Exercise input |
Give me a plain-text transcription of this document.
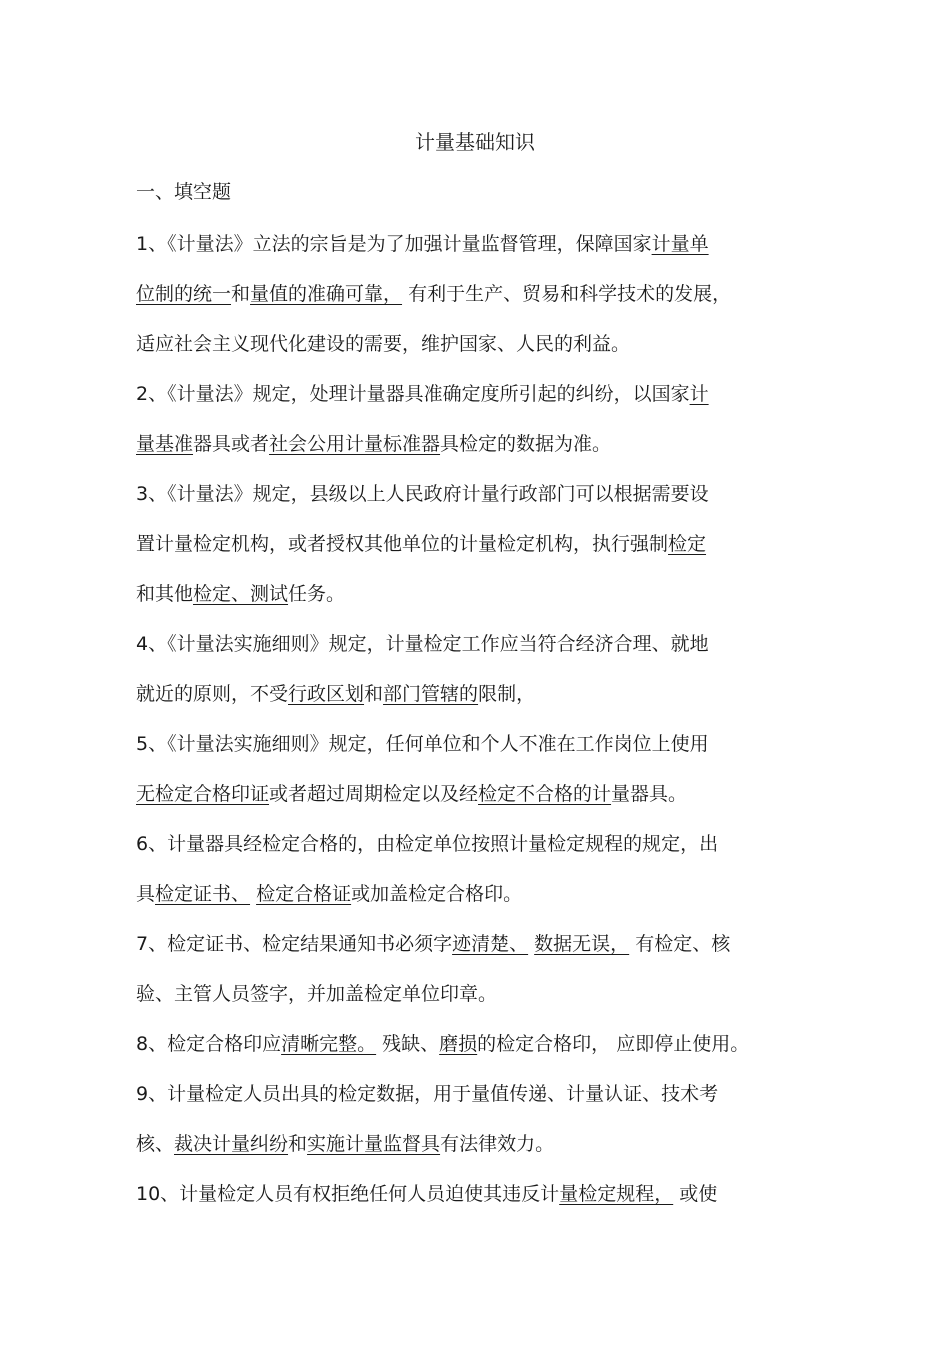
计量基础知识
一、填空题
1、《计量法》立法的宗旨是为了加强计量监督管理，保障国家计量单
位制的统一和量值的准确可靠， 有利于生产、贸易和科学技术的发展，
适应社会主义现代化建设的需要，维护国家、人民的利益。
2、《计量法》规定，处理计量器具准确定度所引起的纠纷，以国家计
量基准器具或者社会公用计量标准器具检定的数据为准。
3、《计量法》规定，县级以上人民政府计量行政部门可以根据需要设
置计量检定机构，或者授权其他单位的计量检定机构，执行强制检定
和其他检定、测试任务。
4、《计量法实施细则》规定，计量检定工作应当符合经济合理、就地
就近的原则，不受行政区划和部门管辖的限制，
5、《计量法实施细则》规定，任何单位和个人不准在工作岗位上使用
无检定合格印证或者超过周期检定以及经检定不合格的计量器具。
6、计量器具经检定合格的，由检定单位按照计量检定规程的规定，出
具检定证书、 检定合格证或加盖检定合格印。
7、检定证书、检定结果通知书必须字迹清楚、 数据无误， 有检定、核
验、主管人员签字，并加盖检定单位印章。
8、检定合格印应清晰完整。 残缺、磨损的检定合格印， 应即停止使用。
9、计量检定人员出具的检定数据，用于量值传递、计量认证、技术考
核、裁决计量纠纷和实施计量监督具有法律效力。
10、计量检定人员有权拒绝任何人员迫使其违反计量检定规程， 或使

---

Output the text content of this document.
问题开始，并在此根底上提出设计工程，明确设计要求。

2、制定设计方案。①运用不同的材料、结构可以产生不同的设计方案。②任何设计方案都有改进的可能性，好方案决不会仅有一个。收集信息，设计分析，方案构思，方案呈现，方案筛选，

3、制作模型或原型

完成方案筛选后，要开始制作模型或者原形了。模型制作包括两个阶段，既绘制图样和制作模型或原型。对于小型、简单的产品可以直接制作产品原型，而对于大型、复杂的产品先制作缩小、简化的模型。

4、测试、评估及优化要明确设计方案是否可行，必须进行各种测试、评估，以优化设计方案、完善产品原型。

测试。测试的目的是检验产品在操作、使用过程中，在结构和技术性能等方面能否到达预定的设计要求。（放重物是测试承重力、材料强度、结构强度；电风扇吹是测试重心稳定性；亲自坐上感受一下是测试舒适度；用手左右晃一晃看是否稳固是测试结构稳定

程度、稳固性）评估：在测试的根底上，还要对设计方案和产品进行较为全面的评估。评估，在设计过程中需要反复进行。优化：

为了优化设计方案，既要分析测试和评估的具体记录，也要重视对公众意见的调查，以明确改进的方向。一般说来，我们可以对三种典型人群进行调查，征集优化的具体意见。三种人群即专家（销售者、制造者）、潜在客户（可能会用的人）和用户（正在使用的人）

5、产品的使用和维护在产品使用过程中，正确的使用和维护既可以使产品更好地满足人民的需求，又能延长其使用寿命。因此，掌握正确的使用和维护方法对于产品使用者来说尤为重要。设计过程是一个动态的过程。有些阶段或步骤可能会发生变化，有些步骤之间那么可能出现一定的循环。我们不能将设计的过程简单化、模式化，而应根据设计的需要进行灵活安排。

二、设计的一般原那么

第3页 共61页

What you need to do |
Work through the records line by line and tally those with the word "计量法实施细则". Report only the total.

Response |
2